**WRITTEN REQUEST:** Write out every line of the records below as a Markdown table with the columns "Row" and "Line", numbering each row and skipping blank lines. Leave the pictures out.

**GIVEN DATA:**
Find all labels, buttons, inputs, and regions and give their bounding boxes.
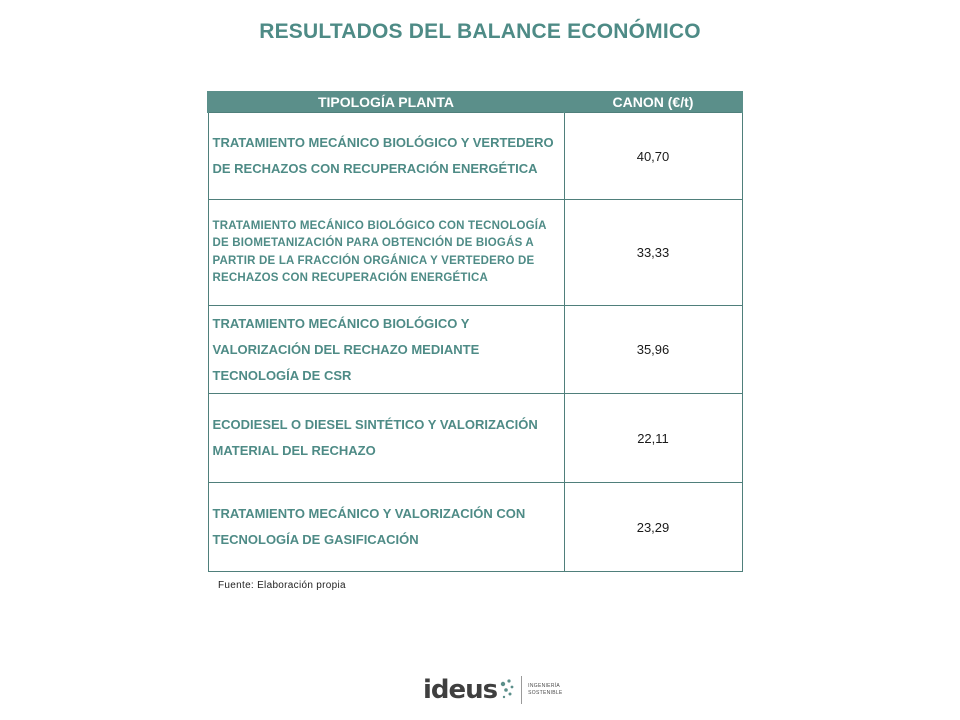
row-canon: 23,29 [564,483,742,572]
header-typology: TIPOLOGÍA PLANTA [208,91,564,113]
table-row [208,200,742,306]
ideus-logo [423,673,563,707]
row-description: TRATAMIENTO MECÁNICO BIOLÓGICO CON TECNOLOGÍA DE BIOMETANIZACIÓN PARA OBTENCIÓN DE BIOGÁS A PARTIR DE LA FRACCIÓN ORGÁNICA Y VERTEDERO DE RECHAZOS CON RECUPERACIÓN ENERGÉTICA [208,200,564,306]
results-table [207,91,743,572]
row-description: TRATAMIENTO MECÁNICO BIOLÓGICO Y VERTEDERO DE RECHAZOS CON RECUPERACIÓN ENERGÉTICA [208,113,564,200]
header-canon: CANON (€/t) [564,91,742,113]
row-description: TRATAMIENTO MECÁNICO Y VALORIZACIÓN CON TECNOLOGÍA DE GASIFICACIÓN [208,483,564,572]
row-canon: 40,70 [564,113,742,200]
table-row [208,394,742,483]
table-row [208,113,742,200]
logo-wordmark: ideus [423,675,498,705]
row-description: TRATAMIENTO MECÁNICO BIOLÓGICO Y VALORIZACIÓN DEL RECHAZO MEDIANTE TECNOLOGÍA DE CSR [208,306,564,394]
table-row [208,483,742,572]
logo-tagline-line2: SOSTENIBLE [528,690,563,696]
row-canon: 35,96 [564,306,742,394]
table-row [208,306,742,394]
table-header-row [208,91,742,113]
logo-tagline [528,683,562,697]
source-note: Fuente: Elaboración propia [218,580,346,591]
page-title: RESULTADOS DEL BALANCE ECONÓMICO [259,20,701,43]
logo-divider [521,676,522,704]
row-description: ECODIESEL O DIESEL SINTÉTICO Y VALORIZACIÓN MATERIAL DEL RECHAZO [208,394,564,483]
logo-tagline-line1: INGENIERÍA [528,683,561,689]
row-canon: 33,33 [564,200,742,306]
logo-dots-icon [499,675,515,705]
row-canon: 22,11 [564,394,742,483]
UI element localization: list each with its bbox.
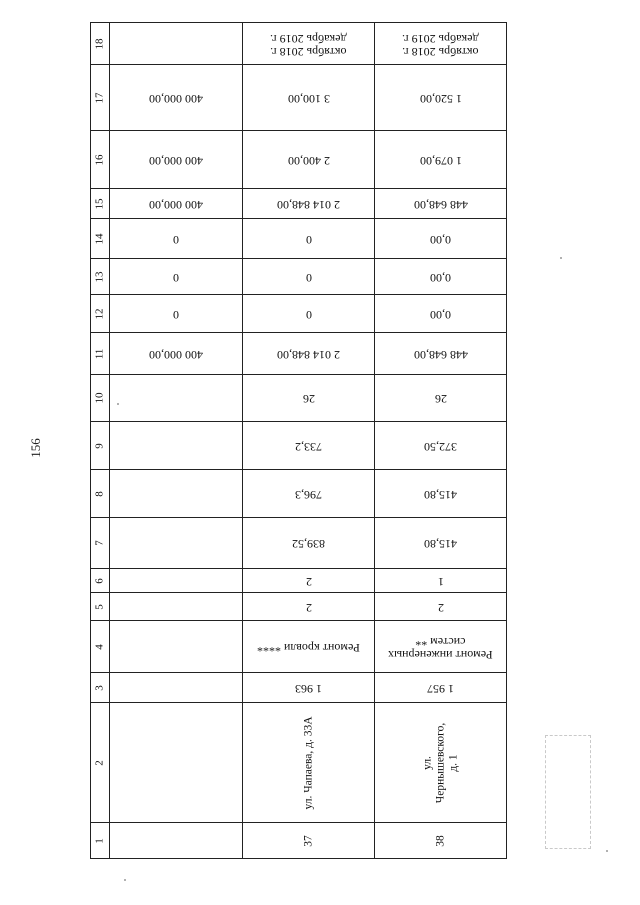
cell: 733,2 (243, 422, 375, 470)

**OUTPUT:**
| Row | Line |
|---|---|
| 1 | Find all labels, buttons, inputs, and regions and give their bounding boxes. |
| 2 | row-canon: 23,29 [564,483,742,572] |
| 3 | header-typology: TIPOLOGÍA PLANTA [208,91,564,113] |
| 4 | table-row [208,200,742,306] |
| 5 | ideus-logo [423,673,563,707] |
| 6 | row-description: TRATAMIENTO MECÁNICO BIOLÓGICO CON TECNOLOGÍA DE BIOMETANIZACIÓN PARA OBTENCIÓN DE BIOGÁS A PARTIR DE LA FRACCIÓN ORGÁNICA Y VERTEDERO DE RECHAZOS CON RECUPERACIÓN ENERGÉTICA [208,200,564,306] |
| 7 | results-table [207,91,743,572] |
| 8 | row-description: TRATAMIENTO MECÁNICO BIOLÓGICO Y VERTEDERO DE RECHAZOS CON RECUPERACIÓN ENERGÉTICA [208,113,564,200] |
| 9 | header-canon: CANON (€/t) [564,91,742,113] |
| 10 | row-description: TRATAMIENTO MECÁNICO Y VALORIZACIÓN CON TECNOLOGÍA DE GASIFICACIÓN [208,483,564,572] |
| 11 | row-canon: 40,70 [564,113,742,200] |
| 12 | table-row [208,394,742,483] |
| 13 | table-row [208,113,742,200] |
| 14 | logo-wordmark: ideus [423,675,498,705] |
| 15 | row-description: TRATAMIENTO MECÁNICO BIOLÓGICO Y VALORIZACIÓN DEL RECHAZO MEDIANTE TECNOLOGÍA DE CSR [208,306,564,394] |
| 16 | table-row [208,483,742,572] |
| 17 | logo-tagline-line2: SOSTENIBLE [528,690,563,696] |
| 18 | row-canon: 35,96 [564,306,742,394] |
| 19 | table-row [208,306,742,394] |
| 20 | table-header-row [208,91,742,113] |
| 21 | logo-tagline [528,683,562,697] |
| 22 | source-note: Fuente: Elaboración propia [218,580,346,591] |
| 23 | page-title: RESULTADOS DEL BALANCE ECONÓMICO [259,20,701,43] |
| 24 | logo-divider [521,676,522,704] |
| 25 | row-description: ECODIESEL O DIESEL SINTÉTICO Y VALORIZACIÓN MATERIAL DEL RECHAZO [208,394,564,483] |
| 26 | logo-tagline-line1: INGENIERÍA [528,683,561,689] |
| 27 | row-canon: 33,33 [564,200,742,306] |
| 28 | logo-dots-icon [499,675,515,705] |
| 29 | row-canon: 22,11 [564,394,742,483] |
| 30 | UI element localization: list each with its bbox. |
| 31 | cell: 733,2 (243, 422, 375, 470) |